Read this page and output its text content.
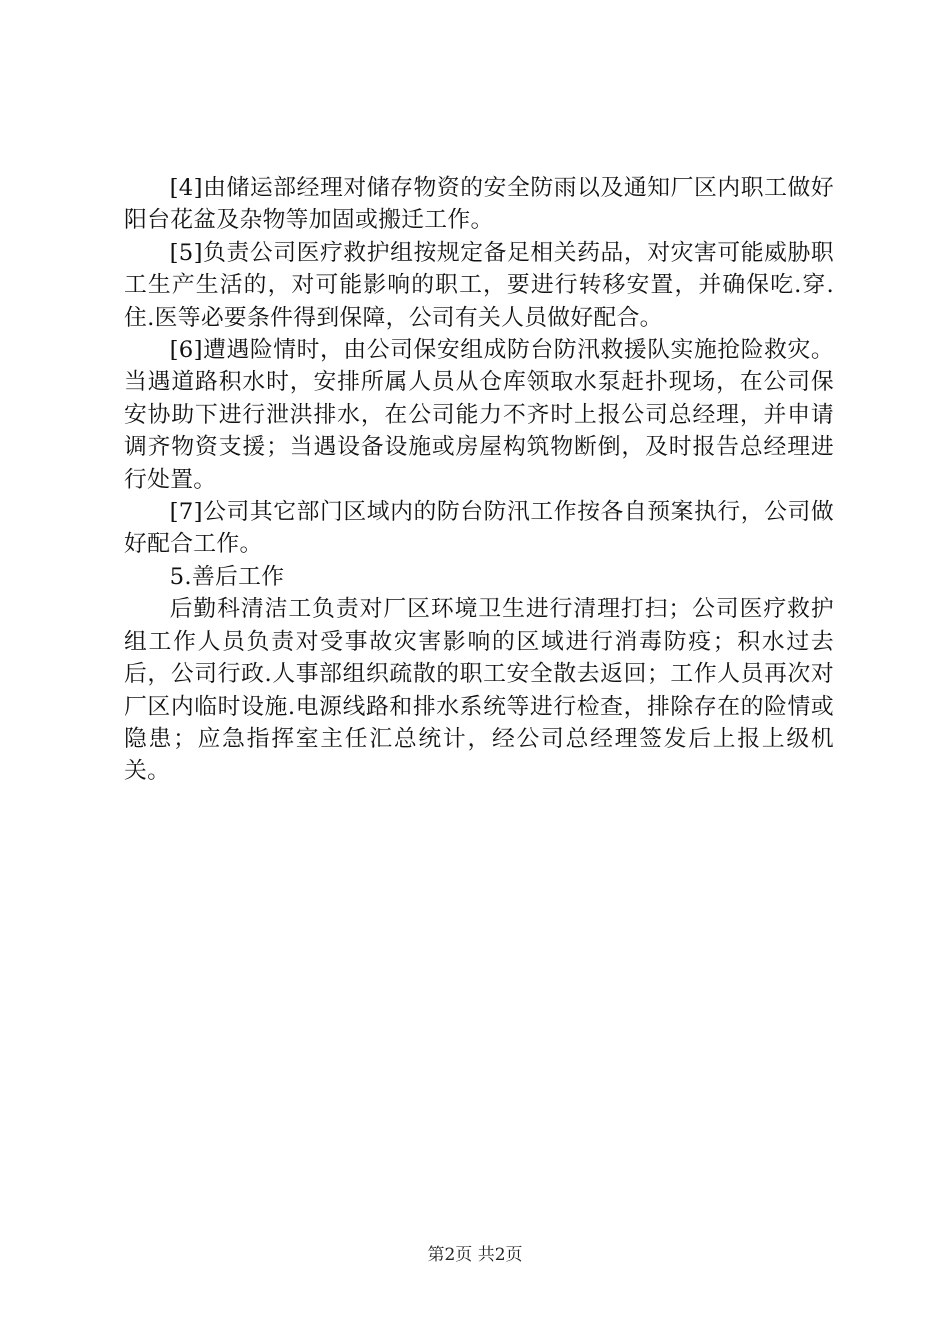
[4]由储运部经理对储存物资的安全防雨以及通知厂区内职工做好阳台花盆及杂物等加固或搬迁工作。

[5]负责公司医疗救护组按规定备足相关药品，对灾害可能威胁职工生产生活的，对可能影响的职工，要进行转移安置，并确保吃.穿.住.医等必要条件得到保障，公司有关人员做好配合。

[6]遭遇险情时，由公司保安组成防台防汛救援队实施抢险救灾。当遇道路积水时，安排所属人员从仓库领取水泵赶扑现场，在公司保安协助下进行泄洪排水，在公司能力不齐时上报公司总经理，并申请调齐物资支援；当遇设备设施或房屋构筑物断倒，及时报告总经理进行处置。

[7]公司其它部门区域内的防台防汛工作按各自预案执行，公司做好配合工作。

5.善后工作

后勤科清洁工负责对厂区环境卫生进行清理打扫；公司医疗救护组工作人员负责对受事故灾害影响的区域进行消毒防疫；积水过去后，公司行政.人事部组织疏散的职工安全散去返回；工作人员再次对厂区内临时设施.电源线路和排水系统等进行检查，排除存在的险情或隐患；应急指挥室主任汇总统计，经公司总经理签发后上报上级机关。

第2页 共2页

• _What is required_
Working from the lines above, reproduce the material exactly and exclude its pictures.

• _Answer to the problem_
Read this page and output its text content.
[4]由储运部经理对储存物资的安全防雨以及通知厂区内职工做好阳台花盆及杂物等加固或搬迁工作。

[5]负责公司医疗救护组按规定备足相关药品，对灾害可能威胁职工生产生活的，对可能影响的职工，要进行转移安置，并确保吃.穿.住.医等必要条件得到保障，公司有关人员做好配合。

[6]遭遇险情时，由公司保安组成防台防汛救援队实施抢险救灾。当遇道路积水时，安排所属人员从仓库领取水泵赶扑现场，在公司保安协助下进行泄洪排水，在公司能力不齐时上报公司总经理，并申请调齐物资支援；当遇设备设施或房屋构筑物断倒，及时报告总经理进行处置。

[7]公司其它部门区域内的防台防汛工作按各自预案执行，公司做好配合工作。

5.善后工作

后勤科清洁工负责对厂区环境卫生进行清理打扫；公司医疗救护组工作人员负责对受事故灾害影响的区域进行消毒防疫；积水过去后，公司行政.人事部组织疏散的职工安全散去返回；工作人员再次对厂区内临时设施.电源线路和排水系统等进行检查，排除存在的险情或隐患；应急指挥室主任汇总统计，经公司总经理签发后上报上级机关。

第2页 共2页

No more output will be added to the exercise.